■ **Excerpted data**
============================================================
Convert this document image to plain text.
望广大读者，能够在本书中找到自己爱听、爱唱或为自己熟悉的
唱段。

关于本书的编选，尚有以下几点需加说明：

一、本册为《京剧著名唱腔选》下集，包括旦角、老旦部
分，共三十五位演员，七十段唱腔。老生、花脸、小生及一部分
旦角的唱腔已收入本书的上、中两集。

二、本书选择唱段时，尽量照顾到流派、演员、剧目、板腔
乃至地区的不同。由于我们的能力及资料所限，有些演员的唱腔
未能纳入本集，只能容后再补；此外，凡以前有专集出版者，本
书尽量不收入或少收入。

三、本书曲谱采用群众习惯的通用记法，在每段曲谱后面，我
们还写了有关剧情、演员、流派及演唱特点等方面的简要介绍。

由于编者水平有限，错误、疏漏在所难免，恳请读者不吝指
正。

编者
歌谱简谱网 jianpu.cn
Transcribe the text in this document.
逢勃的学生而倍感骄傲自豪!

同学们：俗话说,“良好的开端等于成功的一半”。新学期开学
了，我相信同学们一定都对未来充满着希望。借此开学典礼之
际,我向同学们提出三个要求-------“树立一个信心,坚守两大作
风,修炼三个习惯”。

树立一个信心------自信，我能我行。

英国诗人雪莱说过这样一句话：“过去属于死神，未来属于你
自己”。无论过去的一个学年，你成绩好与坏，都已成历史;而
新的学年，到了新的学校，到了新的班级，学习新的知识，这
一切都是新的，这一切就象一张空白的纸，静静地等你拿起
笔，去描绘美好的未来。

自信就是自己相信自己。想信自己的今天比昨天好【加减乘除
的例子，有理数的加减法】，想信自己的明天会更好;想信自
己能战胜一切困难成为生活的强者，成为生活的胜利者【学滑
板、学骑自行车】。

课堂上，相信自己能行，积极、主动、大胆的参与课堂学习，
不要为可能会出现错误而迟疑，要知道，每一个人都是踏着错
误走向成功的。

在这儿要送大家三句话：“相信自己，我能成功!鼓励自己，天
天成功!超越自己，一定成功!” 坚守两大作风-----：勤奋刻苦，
============================================================
■ **Task instructions**
Look for the word "document" in every line of the listing and copy the lines that have it.

■ **Complete response**
Convert this document image to plain text.
Transcribe the text in this document.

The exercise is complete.